Data excerpts:
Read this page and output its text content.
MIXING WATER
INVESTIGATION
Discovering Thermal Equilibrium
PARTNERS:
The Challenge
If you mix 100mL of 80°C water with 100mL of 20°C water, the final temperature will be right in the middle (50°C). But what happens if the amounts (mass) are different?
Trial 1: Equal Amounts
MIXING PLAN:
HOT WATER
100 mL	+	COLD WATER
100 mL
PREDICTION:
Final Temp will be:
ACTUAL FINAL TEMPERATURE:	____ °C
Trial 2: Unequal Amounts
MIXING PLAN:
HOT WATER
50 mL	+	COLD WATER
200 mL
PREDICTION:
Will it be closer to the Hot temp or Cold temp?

**Task requirements**
Return each entry from the material above exactly as it appears.

**Task answer**
Read this page and output its text content.
MIXING WATER
INVESTIGATION
Discovering Thermal Equilibrium
PARTNERS:
The Challenge
If you mix 100mL of 80°C water with 100mL of 20°C water, the final temperature will be right in the middle (50°C). But what happens if the amounts (mass) are different?
Trial 1: Equal Amounts
MIXING PLAN:
HOT WATER
100 mL	+	COLD WATER
100 mL
PREDICTION:
Final Temp will be:
ACTUAL FINAL TEMPERATURE:	____ °C
Trial 2: Unequal Amounts
MIXING PLAN:
HOT WATER
50 mL	+	COLD WATER
200 mL
PREDICTION:
Will it be closer to the Hot temp or Cold temp?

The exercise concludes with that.